START

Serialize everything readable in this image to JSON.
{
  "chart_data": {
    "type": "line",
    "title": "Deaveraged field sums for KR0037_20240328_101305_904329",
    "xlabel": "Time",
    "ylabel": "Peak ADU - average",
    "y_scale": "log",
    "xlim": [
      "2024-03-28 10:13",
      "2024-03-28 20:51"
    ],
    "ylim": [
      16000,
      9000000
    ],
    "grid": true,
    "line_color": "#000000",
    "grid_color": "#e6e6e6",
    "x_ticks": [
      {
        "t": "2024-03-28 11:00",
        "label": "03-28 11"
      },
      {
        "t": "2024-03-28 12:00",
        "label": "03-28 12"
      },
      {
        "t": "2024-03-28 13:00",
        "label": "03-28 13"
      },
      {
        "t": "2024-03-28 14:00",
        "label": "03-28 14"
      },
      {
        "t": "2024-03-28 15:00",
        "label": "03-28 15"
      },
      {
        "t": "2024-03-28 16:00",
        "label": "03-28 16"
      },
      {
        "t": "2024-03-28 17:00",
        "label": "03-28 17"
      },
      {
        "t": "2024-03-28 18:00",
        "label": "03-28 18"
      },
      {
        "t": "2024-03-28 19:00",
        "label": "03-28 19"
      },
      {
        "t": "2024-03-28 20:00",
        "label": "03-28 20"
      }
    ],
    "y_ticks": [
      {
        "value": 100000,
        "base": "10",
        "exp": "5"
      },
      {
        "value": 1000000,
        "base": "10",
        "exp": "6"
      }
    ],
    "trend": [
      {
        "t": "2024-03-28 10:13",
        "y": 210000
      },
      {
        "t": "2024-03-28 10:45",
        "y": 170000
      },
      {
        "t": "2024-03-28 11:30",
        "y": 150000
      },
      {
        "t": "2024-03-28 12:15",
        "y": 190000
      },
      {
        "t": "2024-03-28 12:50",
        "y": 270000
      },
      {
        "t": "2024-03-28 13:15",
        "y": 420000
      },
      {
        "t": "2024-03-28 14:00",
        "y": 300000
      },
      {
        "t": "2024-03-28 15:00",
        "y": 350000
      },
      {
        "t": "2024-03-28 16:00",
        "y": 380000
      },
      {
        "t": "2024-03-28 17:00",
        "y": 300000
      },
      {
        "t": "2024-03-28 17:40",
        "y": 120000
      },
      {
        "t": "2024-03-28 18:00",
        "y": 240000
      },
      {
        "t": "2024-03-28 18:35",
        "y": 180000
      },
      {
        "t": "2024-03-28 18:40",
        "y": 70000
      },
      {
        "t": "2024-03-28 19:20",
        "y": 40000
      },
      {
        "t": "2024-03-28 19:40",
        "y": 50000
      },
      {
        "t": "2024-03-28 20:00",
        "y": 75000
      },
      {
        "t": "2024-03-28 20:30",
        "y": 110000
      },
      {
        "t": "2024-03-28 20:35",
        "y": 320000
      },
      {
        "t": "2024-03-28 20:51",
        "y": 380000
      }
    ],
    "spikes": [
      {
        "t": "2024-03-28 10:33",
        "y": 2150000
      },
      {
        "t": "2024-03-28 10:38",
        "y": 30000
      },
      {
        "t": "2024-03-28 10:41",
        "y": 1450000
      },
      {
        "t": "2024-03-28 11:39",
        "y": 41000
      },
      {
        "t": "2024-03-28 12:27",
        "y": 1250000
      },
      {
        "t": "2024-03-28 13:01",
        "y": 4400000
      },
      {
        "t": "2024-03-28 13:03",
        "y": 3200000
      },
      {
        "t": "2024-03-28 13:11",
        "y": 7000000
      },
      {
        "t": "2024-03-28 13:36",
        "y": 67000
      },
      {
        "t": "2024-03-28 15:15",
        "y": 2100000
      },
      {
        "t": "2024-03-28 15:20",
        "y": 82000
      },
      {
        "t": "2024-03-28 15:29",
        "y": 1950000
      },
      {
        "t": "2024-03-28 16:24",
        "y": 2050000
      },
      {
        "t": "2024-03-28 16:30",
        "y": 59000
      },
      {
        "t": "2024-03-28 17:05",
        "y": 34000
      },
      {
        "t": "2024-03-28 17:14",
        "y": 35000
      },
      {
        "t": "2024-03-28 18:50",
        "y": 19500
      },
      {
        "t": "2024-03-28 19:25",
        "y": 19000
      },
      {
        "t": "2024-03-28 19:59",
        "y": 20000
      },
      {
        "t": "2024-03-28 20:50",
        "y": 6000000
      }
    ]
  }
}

END

## [What this task involves]
Would you reproduce all the entries exactly?

## [Complete output]
Serialize everything readable in this image to JSON.
{
  "chart_data": {
    "type": "line",
    "title": "Deaveraged field sums for KR0037_20240328_101305_904329",
    "xlabel": "Time",
    "ylabel": "Peak ADU - average",
    "y_scale": "log",
    "xlim": [
      "2024-03-28 10:13",
      "2024-03-28 20:51"
    ],
    "ylim": [
      16000,
      9000000
    ],
    "grid": true,
    "line_color": "#000000",
    "grid_color": "#e6e6e6",
    "x_ticks": [
      {
        "t": "2024-03-28 11:00",
        "label": "03-28 11"
      },
      {
        "t": "2024-03-28 12:00",
        "label": "03-28 12"
      },
      {
        "t": "2024-03-28 13:00",
        "label": "03-28 13"
      },
      {
        "t": "2024-03-28 14:00",
        "label": "03-28 14"
      },
      {
        "t": "2024-03-28 15:00",
        "label": "03-28 15"
      },
      {
        "t": "2024-03-28 16:00",
        "label": "03-28 16"
      },
      {
        "t": "2024-03-28 17:00",
        "label": "03-28 17"
      },
      {
        "t": "2024-03-28 18:00",
        "label": "03-28 18"
      },
      {
        "t": "2024-03-28 19:00",
        "label": "03-28 19"
      },
      {
        "t": "2024-03-28 20:00",
        "label": "03-28 20"
      }
    ],
    "y_ticks": [
      {
        "value": 100000,
        "base": "10",
        "exp": "5"
      },
      {
        "value": 1000000,
        "base": "10",
        "exp": "6"
      }
    ],
    "trend": [
      {
        "t": "2024-03-28 10:13",
        "y": 210000
      },
      {
        "t": "2024-03-28 10:45",
        "y": 170000
      },
      {
        "t": "2024-03-28 11:30",
        "y": 150000
      },
      {
        "t": "2024-03-28 12:15",
        "y": 190000
      },
      {
        "t": "2024-03-28 12:50",
        "y": 270000
      },
      {
        "t": "2024-03-28 13:15",
        "y": 420000
      },
      {
        "t": "2024-03-28 14:00",
        "y": 300000
      },
      {
        "t": "2024-03-28 15:00",
        "y": 350000
      },
      {
        "t": "2024-03-28 16:00",
        "y": 380000
      },
      {
        "t": "2024-03-28 17:00",
        "y": 300000
      },
      {
        "t": "2024-03-28 17:40",
        "y": 120000
      },
      {
        "t": "2024-03-28 18:00",
        "y": 240000
      },
      {
        "t": "2024-03-28 18:35",
        "y": 180000
      },
      {
        "t": "2024-03-28 18:40",
        "y": 70000
      },
      {
        "t": "2024-03-28 19:20",
        "y": 40000
      },
      {
        "t": "2024-03-28 19:40",
        "y": 50000
      },
      {
        "t": "2024-03-28 20:00",
        "y": 75000
      },
      {
        "t": "2024-03-28 20:30",
        "y": 110000
      },
      {
        "t": "2024-03-28 20:35",
        "y": 320000
      },
      {
        "t": "2024-03-28 20:51",
        "y": 380000
      }
    ],
    "spikes": [
      {
        "t": "2024-03-28 10:33",
        "y": 2150000
      },
      {
        "t": "2024-03-28 10:38",
        "y": 30000
      },
      {
        "t": "2024-03-28 10:41",
        "y": 1450000
      },
      {
        "t": "2024-03-28 11:39",
        "y": 41000
      },
      {
        "t": "2024-03-28 12:27",
        "y": 1250000
      },
      {
        "t": "2024-03-28 13:01",
        "y": 4400000
      },
      {
        "t": "2024-03-28 13:03",
        "y": 3200000
      },
      {
        "t": "2024-03-28 13:11",
        "y": 7000000
      },
      {
        "t": "2024-03-28 13:36",
        "y": 67000
      },
      {
        "t": "2024-03-28 15:15",
        "y": 2100000
      },
      {
        "t": "2024-03-28 15:20",
        "y": 82000
      },
      {
        "t": "2024-03-28 15:29",
        "y": 1950000
      },
      {
        "t": "2024-03-28 16:24",
        "y": 2050000
      },
      {
        "t": "2024-03-28 16:30",
        "y": 59000
      },
      {
        "t": "2024-03-28 17:05",
        "y": 34000
      },
      {
        "t": "2024-03-28 17:14",
        "y": 35000
      },
      {
        "t": "2024-03-28 18:50",
        "y": 19500
      },
      {
        "t": "2024-03-28 19:25",
        "y": 19000
      },
      {
        "t": "2024-03-28 19:59",
        "y": 20000
      },
      {
        "t": "2024-03-28 20:50",
        "y": 6000000
      }
    ]
  }
}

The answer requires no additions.